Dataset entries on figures
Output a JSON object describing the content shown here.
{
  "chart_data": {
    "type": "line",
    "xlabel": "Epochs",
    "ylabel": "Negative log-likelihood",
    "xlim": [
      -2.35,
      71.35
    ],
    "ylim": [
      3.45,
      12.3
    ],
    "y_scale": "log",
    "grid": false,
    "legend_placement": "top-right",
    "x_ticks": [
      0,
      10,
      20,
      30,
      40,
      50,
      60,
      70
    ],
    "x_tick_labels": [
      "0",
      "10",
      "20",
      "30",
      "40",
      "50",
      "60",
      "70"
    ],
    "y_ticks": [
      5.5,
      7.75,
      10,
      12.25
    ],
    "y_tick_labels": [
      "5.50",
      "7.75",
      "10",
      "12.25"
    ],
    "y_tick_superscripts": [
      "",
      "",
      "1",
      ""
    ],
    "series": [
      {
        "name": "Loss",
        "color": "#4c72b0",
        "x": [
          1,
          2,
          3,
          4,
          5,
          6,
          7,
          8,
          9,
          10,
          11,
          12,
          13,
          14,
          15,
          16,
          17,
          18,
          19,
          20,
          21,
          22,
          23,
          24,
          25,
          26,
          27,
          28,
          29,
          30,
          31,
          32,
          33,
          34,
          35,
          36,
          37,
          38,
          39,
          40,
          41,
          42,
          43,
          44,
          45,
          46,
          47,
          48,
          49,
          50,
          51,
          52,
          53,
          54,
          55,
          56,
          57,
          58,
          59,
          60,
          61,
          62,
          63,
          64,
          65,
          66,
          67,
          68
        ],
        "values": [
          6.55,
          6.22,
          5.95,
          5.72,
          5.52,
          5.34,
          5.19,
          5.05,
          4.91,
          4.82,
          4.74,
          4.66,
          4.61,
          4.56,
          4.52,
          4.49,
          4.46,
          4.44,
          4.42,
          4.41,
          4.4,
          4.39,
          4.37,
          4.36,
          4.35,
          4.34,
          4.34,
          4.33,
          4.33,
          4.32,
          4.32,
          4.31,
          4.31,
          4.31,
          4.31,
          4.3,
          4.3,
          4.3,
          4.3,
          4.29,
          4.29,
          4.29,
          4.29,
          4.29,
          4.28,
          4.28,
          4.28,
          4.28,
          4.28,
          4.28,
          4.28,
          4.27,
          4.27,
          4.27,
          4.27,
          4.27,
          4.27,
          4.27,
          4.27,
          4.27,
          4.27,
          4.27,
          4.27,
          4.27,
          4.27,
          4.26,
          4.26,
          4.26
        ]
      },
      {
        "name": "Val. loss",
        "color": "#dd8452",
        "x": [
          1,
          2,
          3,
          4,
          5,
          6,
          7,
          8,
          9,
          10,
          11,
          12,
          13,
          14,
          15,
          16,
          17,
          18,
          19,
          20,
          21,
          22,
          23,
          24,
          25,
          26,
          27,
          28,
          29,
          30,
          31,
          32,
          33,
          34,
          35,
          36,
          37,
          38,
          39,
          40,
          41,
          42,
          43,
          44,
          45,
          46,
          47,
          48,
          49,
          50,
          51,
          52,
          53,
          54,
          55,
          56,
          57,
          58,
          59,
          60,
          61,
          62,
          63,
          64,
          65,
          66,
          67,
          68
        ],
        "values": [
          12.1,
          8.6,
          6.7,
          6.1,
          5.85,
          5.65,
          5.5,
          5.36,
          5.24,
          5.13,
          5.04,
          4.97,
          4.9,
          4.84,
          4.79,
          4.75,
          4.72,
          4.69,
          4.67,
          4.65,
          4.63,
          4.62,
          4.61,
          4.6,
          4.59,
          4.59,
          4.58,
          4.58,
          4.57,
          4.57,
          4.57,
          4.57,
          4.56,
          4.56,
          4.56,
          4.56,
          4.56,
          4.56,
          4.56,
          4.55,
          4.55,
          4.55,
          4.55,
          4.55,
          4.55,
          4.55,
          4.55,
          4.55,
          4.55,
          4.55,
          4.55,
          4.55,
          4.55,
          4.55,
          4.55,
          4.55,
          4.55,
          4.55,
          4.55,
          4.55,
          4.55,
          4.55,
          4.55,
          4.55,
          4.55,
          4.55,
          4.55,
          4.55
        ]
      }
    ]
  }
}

**TASK DETAILS**
Recopy the entries above in their entirety, exactly.

**EXPECTED ANSWER**
Output a JSON object describing the content shown here.
{
  "chart_data": {
    "type": "line",
    "xlabel": "Epochs",
    "ylabel": "Negative log-likelihood",
    "xlim": [
      -2.35,
      71.35
    ],
    "ylim": [
      3.45,
      12.3
    ],
    "y_scale": "log",
    "grid": false,
    "legend_placement": "top-right",
    "x_ticks": [
      0,
      10,
      20,
      30,
      40,
      50,
      60,
      70
    ],
    "x_tick_labels": [
      "0",
      "10",
      "20",
      "30",
      "40",
      "50",
      "60",
      "70"
    ],
    "y_ticks": [
      5.5,
      7.75,
      10,
      12.25
    ],
    "y_tick_labels": [
      "5.50",
      "7.75",
      "10",
      "12.25"
    ],
    "y_tick_superscripts": [
      "",
      "",
      "1",
      ""
    ],
    "series": [
      {
        "name": "Loss",
        "color": "#4c72b0",
        "x": [
          1,
          2,
          3,
          4,
          5,
          6,
          7,
          8,
          9,
          10,
          11,
          12,
          13,
          14,
          15,
          16,
          17,
          18,
          19,
          20,
          21,
          22,
          23,
          24,
          25,
          26,
          27,
          28,
          29,
          30,
          31,
          32,
          33,
          34,
          35,
          36,
          37,
          38,
          39,
          40,
          41,
          42,
          43,
          44,
          45,
          46,
          47,
          48,
          49,
          50,
          51,
          52,
          53,
          54,
          55,
          56,
          57,
          58,
          59,
          60,
          61,
          62,
          63,
          64,
          65,
          66,
          67,
          68
        ],
        "values": [
          6.55,
          6.22,
          5.95,
          5.72,
          5.52,
          5.34,
          5.19,
          5.05,
          4.91,
          4.82,
          4.74,
          4.66,
          4.61,
          4.56,
          4.52,
          4.49,
          4.46,
          4.44,
          4.42,
          4.41,
          4.4,
          4.39,
          4.37,
          4.36,
          4.35,
          4.34,
          4.34,
          4.33,
          4.33,
          4.32,
          4.32,
          4.31,
          4.31,
          4.31,
          4.31,
          4.3,
          4.3,
          4.3,
          4.3,
          4.29,
          4.29,
          4.29,
          4.29,
          4.29,
          4.28,
          4.28,
          4.28,
          4.28,
          4.28,
          4.28,
          4.28,
          4.27,
          4.27,
          4.27,
          4.27,
          4.27,
          4.27,
          4.27,
          4.27,
          4.27,
          4.27,
          4.27,
          4.27,
          4.27,
          4.27,
          4.26,
          4.26,
          4.26
        ]
      },
      {
        "name": "Val. loss",
        "color": "#dd8452",
        "x": [
          1,
          2,
          3,
          4,
          5,
          6,
          7,
          8,
          9,
          10,
          11,
          12,
          13,
          14,
          15,
          16,
          17,
          18,
          19,
          20,
          21,
          22,
          23,
          24,
          25,
          26,
          27,
          28,
          29,
          30,
          31,
          32,
          33,
          34,
          35,
          36,
          37,
          38,
          39,
          40,
          41,
          42,
          43,
          44,
          45,
          46,
          47,
          48,
          49,
          50,
          51,
          52,
          53,
          54,
          55,
          56,
          57,
          58,
          59,
          60,
          61,
          62,
          63,
          64,
          65,
          66,
          67,
          68
        ],
        "values": [
          12.1,
          8.6,
          6.7,
          6.1,
          5.85,
          5.65,
          5.5,
          5.36,
          5.24,
          5.13,
          5.04,
          4.97,
          4.9,
          4.84,
          4.79,
          4.75,
          4.72,
          4.69,
          4.67,
          4.65,
          4.63,
          4.62,
          4.61,
          4.6,
          4.59,
          4.59,
          4.58,
          4.58,
          4.57,
          4.57,
          4.57,
          4.57,
          4.56,
          4.56,
          4.56,
          4.56,
          4.56,
          4.56,
          4.56,
          4.55,
          4.55,
          4.55,
          4.55,
          4.55,
          4.55,
          4.55,
          4.55,
          4.55,
          4.55,
          4.55,
          4.55,
          4.55,
          4.55,
          4.55,
          4.55,
          4.55,
          4.55,
          4.55,
          4.55,
          4.55,
          4.55,
          4.55,
          4.55,
          4.55,
          4.55,
          4.55,
          4.55,
          4.55
        ]
      }
    ]
  }
}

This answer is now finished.